### WRITTEN INSTRUCTION
The entries below are to be repeated exactly as they stand.

### DATA EXTRACT
• • •

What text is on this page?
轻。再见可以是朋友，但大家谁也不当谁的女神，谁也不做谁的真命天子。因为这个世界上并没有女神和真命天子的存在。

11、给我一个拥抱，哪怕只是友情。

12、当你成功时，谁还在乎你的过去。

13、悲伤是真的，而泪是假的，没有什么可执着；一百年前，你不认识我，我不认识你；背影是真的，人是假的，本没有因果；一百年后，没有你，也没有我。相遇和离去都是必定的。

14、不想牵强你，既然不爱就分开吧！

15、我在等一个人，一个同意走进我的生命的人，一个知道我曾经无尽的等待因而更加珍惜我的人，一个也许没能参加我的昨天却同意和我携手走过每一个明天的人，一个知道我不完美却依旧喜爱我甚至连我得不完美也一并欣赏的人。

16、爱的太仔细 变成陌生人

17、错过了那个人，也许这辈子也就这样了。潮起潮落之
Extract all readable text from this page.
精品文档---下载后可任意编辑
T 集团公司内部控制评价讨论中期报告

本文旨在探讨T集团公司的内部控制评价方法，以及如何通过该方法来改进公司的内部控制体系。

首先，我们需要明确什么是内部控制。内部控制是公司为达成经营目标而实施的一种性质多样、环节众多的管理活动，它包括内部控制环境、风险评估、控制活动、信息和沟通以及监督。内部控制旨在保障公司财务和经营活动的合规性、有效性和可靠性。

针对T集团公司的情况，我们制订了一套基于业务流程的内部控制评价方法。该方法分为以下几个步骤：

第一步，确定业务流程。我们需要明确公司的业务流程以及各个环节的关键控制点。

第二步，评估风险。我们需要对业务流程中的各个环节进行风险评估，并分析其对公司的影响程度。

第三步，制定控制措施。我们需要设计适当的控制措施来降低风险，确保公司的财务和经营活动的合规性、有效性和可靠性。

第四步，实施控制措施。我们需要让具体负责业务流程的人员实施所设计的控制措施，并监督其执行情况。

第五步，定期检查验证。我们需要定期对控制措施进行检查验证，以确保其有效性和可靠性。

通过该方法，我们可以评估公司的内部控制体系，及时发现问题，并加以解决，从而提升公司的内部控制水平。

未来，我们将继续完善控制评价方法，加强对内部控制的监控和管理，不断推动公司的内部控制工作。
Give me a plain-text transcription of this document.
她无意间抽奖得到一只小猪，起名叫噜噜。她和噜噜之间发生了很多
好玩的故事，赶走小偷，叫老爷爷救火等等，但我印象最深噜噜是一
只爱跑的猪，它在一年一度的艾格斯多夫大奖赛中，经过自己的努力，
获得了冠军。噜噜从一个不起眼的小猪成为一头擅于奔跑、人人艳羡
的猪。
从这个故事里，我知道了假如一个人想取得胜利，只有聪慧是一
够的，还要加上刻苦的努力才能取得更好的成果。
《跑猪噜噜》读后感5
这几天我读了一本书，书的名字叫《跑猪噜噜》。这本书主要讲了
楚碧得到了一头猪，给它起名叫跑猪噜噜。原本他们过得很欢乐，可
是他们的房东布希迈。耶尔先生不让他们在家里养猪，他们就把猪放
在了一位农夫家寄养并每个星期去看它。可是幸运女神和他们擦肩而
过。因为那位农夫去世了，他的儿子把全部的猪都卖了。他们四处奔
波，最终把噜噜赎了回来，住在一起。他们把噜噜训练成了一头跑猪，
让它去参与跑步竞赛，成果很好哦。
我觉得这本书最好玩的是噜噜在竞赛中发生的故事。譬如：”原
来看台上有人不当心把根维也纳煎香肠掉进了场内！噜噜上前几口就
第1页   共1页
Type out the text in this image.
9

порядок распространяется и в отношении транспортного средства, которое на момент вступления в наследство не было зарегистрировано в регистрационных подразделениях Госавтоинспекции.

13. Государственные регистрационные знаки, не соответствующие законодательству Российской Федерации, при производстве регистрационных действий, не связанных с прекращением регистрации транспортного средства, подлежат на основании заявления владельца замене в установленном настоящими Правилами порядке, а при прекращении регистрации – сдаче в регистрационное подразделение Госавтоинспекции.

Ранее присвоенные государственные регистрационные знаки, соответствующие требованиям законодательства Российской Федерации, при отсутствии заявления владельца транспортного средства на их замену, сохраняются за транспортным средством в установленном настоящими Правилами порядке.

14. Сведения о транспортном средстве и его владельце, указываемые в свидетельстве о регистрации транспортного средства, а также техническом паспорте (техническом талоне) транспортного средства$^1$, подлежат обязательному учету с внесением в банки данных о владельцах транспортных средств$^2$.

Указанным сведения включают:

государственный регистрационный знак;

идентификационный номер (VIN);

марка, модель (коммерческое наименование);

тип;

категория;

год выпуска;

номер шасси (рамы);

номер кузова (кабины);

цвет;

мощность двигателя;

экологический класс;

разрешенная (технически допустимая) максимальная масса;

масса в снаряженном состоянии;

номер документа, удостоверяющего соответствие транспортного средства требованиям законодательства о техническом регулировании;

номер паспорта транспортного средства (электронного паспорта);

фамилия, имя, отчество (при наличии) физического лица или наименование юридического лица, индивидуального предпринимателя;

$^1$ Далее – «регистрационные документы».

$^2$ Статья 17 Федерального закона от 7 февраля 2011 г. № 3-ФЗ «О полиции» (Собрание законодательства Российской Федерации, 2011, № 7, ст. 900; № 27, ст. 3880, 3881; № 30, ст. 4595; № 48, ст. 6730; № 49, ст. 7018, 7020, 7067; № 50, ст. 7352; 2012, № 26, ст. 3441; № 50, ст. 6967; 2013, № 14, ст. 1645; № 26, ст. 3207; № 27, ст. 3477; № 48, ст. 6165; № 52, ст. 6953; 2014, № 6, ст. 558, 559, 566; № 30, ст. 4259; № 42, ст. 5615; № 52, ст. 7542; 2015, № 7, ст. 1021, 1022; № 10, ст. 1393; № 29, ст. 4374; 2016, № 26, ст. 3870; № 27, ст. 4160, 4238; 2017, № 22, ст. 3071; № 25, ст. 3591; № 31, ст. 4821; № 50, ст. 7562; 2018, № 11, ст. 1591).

• • •

### CORRECT ANSWER
What text is on this page?
轻。再见可以是朋友，但大家谁也不当谁的女神，谁也不做谁的真命天子。因为这个世界上并没有女神和真命天子的存在。

11、给我一个拥抱，哪怕只是友情。

12、当你成功时，谁还在乎你的过去。

13、悲伤是真的，而泪是假的，没有什么可执着；一百年前，你不认识我，我不认识你；背影是真的，人是假的，本没有因果；一百年后，没有你，也没有我。相遇和离去都是必定的。

14、不想牵强你，既然不爱就分开吧！

15、我在等一个人，一个同意走进我的生命的人，一个知道我曾经无尽的等待因而更加珍惜我的人，一个也许没能参加我的昨天却同意和我携手走过每一个明天的人，一个知道我不完美却依旧喜爱我甚至连我得不完美也一并欣赏的人。

16、爱的太仔细 变成陌生人

17、错过了那个人，也许这辈子也就这样了。潮起潮落之
Extract all readable text from this page.
精品文档---下载后可任意编辑
T 集团公司内部控制评价讨论中期报告

本文旨在探讨T集团公司的内部控制评价方法，以及如何通过该方法来改进公司的内部控制体系。

首先，我们需要明确什么是内部控制。内部控制是公司为达成经营目标而实施的一种性质多样、环节众多的管理活动，它包括内部控制环境、风险评估、控制活动、信息和沟通以及监督。内部控制旨在保障公司财务和经营活动的合规性、有效性和可靠性。

针对T集团公司的情况，我们制订了一套基于业务流程的内部控制评价方法。该方法分为以下几个步骤：

第一步，确定业务流程。我们需要明确公司的业务流程以及各个环节的关键控制点。

第二步，评估风险。我们需要对业务流程中的各个环节进行风险评估，并分析其对公司的影响程度。

第三步，制定控制措施。我们需要设计适当的控制措施来降低风险，确保公司的财务和经营活动的合规性、有效性和可靠性。

第四步，实施控制措施。我们需要让具体负责业务流程的人员实施所设计的控制措施，并监督其执行情况。

第五步，定期检查验证。我们需要定期对控制措施进行检查验证，以确保其有效性和可靠性。

通过该方法，我们可以评估公司的内部控制体系，及时发现问题，并加以解决，从而提升公司的内部控制水平。

未来，我们将继续完善控制评价方法，加强对内部控制的监控和管理，不断推动公司的内部控制工作。
Give me a plain-text transcription of this document.
她无意间抽奖得到一只小猪，起名叫噜噜。她和噜噜之间发生了很多
好玩的故事，赶走小偷，叫老爷爷救火等等，但我印象最深噜噜是一
只爱跑的猪，它在一年一度的艾格斯多夫大奖赛中，经过自己的努力，
获得了冠军。噜噜从一个不起眼的小猪成为一头擅于奔跑、人人艳羡
的猪。
从这个故事里，我知道了假如一个人想取得胜利，只有聪慧是一
够的，还要加上刻苦的努力才能取得更好的成果。
《跑猪噜噜》读后感5
这几天我读了一本书，书的名字叫《跑猪噜噜》。这本书主要讲了
楚碧得到了一头猪，给它起名叫跑猪噜噜。原本他们过得很欢乐，可
是他们的房东布希迈。耶尔先生不让他们在家里养猪，他们就把猪放
在了一位农夫家寄养并每个星期去看它。可是幸运女神和他们擦肩而
过。因为那位农夫去世了，他的儿子把全部的猪都卖了。他们四处奔
波，最终把噜噜赎了回来，住在一起。他们把噜噜训练成了一头跑猪，
让它去参与跑步竞赛，成果很好哦。
我觉得这本书最好玩的是噜噜在竞赛中发生的故事。譬如：”原
来看台上有人不当心把根维也纳煎香肠掉进了场内！噜噜上前几口就
第1页   共1页
Type out the text in this image.
9

порядок распространяется и в отношении транспортного средства, которое на момент вступления в наследство не было зарегистрировано в регистрационных подразделениях Госавтоинспекции.

13. Государственные регистрационные знаки, не соответствующие законодательству Российской Федерации, при производстве регистрационных действий, не связанных с прекращением регистрации транспортного средства, подлежат на основании заявления владельца замене в установленном настоящими Правилами порядке, а при прекращении регистрации – сдаче в регистрационное подразделение Госавтоинспекции.

Ранее присвоенные государственные регистрационные знаки, соответствующие требованиям законодательства Российской Федерации, при отсутствии заявления владельца транспортного средства на их замену, сохраняются за транспортным средством в установленном настоящими Правилами порядке.

14. Сведения о транспортном средстве и его владельце, указываемые в свидетельстве о регистрации транспортного средства, а также техническом паспорте (техническом талоне) транспортного средства$^1$, подлежат обязательному учету с внесением в банки данных о владельцах транспортных средств$^2$.

Указанным сведения включают:

государственный регистрационный знак;

идентификационный номер (VIN);

марка, модель (коммерческое наименование);

тип;

категория;

год выпуска;

номер шасси (рамы);

номер кузова (кабины);

цвет;

мощность двигателя;

экологический класс;

разрешенная (технически допустимая) максимальная масса;

масса в снаряженном состоянии;

номер документа, удостоверяющего соответствие транспортного средства требованиям законодательства о техническом регулировании;

номер паспорта транспортного средства (электронного паспорта);

фамилия, имя, отчество (при наличии) физического лица или наименование юридического лица, индивидуального предпринимателя;

$^1$ Далее – «регистрационные документы».

$^2$ Статья 17 Федерального закона от 7 февраля 2011 г. № 3-ФЗ «О полиции» (Собрание законодательства Российской Федерации, 2011, № 7, ст. 900; № 27, ст. 3880, 3881; № 30, ст. 4595; № 48, ст. 6730; № 49, ст. 7018, 7020, 7067; № 50, ст. 7352; 2012, № 26, ст. 3441; № 50, ст. 6967; 2013, № 14, ст. 1645; № 26, ст. 3207; № 27, ст. 3477; № 48, ст. 6165; № 52, ст. 6953; 2014, № 6, ст. 558, 559, 566; № 30, ст. 4259; № 42, ст. 5615; № 52, ст. 7542; 2015, № 7, ст. 1021, 1022; № 10, ст. 1393; № 29, ст. 4374; 2016, № 26, ст. 3870; № 27, ст. 4160, 4238; 2017, № 22, ст. 3071; № 25, ст. 3591; № 31, ст. 4821; № 50, ст. 7562; 2018, № 11, ст. 1591).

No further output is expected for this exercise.